▶ **PROVIDED RECORDS**
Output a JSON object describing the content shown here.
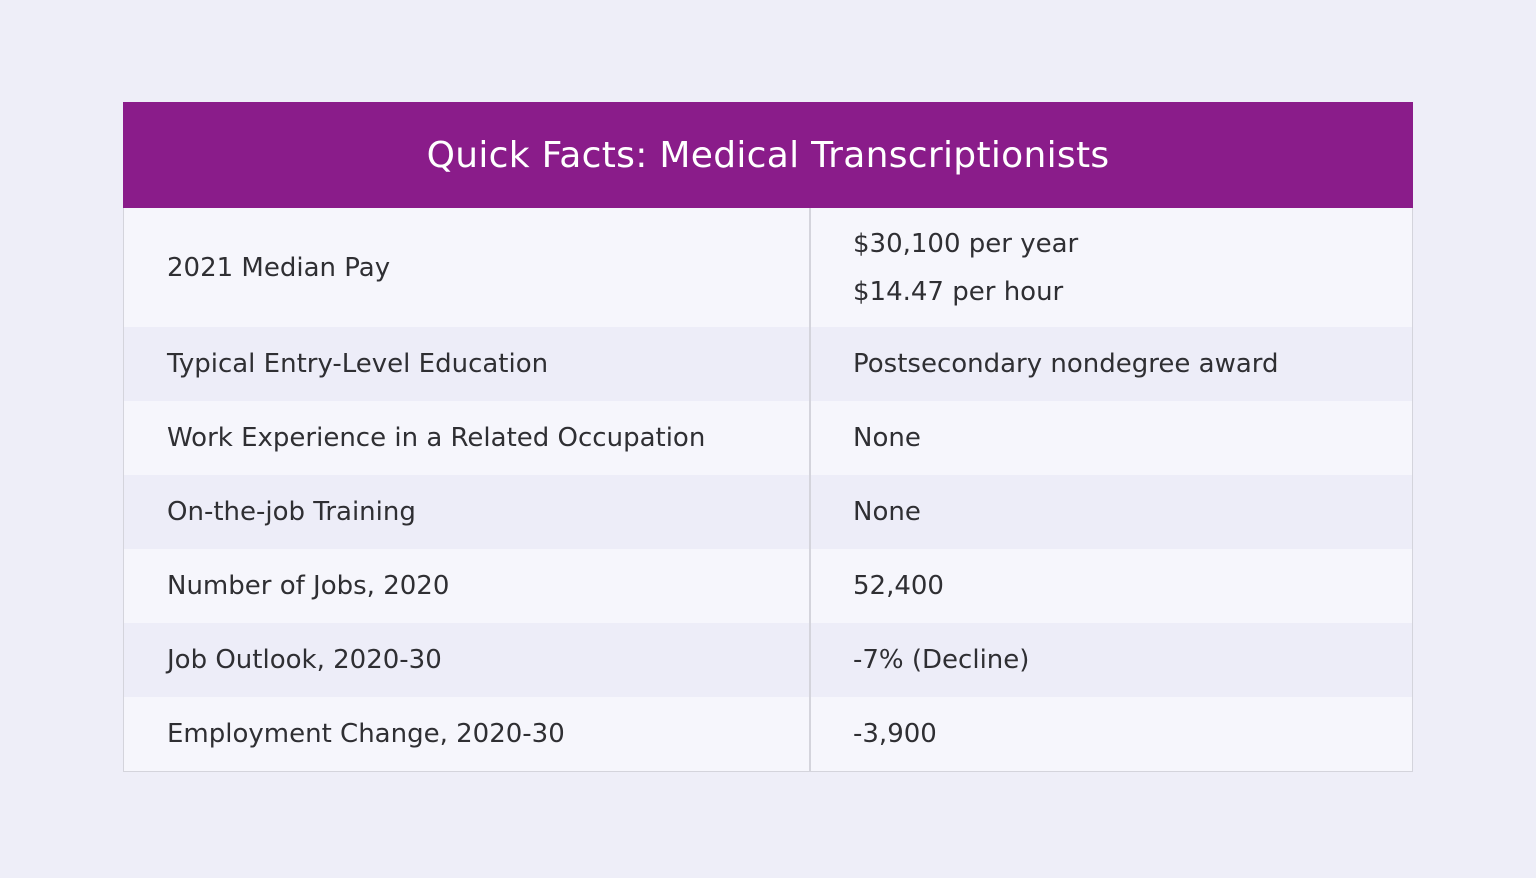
{
  "title": "Quick Facts: Medical Transcriptionists",
  "rows": [
    {
      "label": "2021 Median Pay",
      "value_lines": [
        "$30,100 per year",
        "$14.47 per hour"
      ]
    },
    {
      "label": "Typical Entry-Level Education",
      "value": "Postsecondary nondegree award"
    },
    {
      "label": "Work Experience in a Related Occupation",
      "value": "None"
    },
    {
      "label": "On-the-job Training",
      "value": "None"
    },
    {
      "label": "Number of Jobs, 2020",
      "value": "52,400"
    },
    {
      "label": "Job Outlook, 2020-30",
      "value": "-7% (Decline)"
    },
    {
      "label": "Employment Change, 2020-30",
      "value": "-3,900"
    }
  ],
  "colors": {
    "background": "#eeeef8",
    "title_bar": "#8a1c8a",
    "title_text": "#ffffff",
    "row_light": "#f6f6fc",
    "row_alt": "#ededf8",
    "text": "#2f2f33",
    "divider": "#d4d4dc"
  }
}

▶ **PROBLEM TO WORK ON**
All the lines above are to be given again exactly as they read, with the pictures removed.

▶ **CORRECT ANSWER**
Output a JSON object describing the content shown here.
{
  "title": "Quick Facts: Medical Transcriptionists",
  "rows": [
    {
      "label": "2021 Median Pay",
      "value_lines": [
        "$30,100 per year",
        "$14.47 per hour"
      ]
    },
    {
      "label": "Typical Entry-Level Education",
      "value": "Postsecondary nondegree award"
    },
    {
      "label": "Work Experience in a Related Occupation",
      "value": "None"
    },
    {
      "label": "On-the-job Training",
      "value": "None"
    },
    {
      "label": "Number of Jobs, 2020",
      "value": "52,400"
    },
    {
      "label": "Job Outlook, 2020-30",
      "value": "-7% (Decline)"
    },
    {
      "label": "Employment Change, 2020-30",
      "value": "-3,900"
    }
  ],
  "colors": {
    "background": "#eeeef8",
    "title_bar": "#8a1c8a",
    "title_text": "#ffffff",
    "row_light": "#f6f6fc",
    "row_alt": "#ededf8",
    "text": "#2f2f33",
    "divider": "#d4d4dc"
  }
}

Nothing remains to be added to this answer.